Records for the task ->
__________________________________________________
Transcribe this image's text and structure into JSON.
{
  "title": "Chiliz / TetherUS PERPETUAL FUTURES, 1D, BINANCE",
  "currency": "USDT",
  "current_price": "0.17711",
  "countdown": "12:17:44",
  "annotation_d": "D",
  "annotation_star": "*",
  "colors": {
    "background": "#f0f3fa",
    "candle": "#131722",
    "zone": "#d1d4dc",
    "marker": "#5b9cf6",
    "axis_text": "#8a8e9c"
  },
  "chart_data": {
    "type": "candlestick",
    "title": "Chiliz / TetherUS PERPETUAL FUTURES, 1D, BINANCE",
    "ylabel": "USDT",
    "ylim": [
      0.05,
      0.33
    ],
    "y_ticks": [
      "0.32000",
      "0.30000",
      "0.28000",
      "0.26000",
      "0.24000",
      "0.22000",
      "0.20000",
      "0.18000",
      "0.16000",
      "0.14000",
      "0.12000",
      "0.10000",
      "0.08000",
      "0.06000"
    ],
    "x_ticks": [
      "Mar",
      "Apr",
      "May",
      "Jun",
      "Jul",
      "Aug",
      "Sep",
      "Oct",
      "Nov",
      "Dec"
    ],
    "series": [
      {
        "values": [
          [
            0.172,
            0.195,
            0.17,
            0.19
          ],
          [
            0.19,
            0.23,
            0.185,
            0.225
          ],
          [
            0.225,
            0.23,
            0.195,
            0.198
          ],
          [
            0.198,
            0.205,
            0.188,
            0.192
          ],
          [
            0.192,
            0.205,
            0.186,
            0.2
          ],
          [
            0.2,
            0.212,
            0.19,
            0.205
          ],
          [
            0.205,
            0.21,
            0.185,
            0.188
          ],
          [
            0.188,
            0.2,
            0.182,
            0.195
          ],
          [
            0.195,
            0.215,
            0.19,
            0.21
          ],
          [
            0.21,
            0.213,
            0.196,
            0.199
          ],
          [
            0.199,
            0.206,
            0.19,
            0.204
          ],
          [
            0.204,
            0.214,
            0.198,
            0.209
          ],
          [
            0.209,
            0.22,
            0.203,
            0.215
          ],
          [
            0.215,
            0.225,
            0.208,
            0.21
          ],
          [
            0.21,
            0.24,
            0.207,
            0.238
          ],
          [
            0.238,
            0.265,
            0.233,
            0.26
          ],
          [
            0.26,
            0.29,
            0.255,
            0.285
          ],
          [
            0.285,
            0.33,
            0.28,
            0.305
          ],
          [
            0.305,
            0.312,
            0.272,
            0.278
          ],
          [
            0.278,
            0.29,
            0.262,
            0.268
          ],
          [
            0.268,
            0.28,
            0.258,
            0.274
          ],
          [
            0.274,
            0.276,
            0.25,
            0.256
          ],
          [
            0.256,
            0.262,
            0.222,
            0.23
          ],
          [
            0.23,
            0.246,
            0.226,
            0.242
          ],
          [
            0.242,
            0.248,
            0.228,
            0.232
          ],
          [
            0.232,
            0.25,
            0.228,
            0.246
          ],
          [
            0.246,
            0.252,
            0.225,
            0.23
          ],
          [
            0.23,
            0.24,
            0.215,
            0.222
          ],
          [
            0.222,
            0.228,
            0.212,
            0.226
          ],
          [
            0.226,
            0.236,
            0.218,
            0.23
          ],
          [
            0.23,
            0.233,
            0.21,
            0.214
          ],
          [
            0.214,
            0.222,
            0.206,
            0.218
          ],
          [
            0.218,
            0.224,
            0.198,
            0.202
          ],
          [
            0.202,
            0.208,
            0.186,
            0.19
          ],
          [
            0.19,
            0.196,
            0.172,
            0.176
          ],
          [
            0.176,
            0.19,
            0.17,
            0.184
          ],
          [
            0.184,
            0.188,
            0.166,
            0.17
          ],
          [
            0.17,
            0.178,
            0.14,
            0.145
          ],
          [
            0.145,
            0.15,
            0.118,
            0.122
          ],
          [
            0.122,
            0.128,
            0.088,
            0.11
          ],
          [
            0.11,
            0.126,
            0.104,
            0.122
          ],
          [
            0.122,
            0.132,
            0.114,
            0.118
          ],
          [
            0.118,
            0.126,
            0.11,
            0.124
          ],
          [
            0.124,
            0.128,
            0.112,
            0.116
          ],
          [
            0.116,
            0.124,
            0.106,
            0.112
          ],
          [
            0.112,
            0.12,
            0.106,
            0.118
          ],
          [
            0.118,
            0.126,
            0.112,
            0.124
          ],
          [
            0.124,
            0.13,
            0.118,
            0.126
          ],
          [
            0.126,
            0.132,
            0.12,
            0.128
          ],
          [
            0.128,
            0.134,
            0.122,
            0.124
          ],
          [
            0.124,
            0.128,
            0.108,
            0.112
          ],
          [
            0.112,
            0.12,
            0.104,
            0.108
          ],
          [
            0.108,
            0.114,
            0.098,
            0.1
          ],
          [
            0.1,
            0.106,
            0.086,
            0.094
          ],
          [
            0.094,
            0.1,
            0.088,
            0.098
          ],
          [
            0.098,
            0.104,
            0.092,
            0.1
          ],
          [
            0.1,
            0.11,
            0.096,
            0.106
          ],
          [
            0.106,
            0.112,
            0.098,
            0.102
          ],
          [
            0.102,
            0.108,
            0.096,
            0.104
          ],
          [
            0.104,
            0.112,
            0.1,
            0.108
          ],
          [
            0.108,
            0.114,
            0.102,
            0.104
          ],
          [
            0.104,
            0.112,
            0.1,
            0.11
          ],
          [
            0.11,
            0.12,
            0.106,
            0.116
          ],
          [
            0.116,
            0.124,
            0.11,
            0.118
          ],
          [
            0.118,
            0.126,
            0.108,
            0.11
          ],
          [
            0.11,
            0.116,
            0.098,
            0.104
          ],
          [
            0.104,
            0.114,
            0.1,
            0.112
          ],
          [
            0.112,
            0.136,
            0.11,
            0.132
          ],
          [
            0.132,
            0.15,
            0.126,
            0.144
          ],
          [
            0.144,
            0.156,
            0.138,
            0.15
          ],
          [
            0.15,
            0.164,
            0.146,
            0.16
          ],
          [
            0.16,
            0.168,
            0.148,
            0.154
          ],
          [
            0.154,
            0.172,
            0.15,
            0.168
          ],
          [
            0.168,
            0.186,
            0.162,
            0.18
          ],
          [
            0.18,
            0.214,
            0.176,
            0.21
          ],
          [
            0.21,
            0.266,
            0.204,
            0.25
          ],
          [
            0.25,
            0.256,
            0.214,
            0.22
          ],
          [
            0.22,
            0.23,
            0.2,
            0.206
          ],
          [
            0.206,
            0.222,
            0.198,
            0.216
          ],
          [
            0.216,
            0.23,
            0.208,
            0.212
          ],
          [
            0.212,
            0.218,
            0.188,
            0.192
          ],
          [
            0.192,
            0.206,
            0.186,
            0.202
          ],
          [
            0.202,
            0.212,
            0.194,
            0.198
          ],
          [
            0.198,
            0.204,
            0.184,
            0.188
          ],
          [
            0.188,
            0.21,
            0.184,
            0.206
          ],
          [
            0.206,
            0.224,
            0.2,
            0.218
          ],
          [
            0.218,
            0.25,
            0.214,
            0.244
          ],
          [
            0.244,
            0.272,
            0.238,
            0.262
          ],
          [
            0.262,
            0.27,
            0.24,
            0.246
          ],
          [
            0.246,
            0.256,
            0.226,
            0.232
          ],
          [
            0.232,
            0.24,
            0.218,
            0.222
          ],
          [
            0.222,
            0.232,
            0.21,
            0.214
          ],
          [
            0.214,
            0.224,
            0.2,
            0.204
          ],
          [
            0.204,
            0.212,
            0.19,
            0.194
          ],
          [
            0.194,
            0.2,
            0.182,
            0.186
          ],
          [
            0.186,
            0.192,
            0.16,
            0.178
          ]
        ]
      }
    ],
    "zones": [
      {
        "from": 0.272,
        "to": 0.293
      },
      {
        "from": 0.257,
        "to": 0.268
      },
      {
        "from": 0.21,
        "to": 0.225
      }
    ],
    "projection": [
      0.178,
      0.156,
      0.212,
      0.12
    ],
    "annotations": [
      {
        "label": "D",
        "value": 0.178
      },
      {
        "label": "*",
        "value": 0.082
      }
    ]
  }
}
__________________________________________________
Task requirements -> Count each line with "BINANCE" in it and report that figure by itself.

Solution to the problem -> 2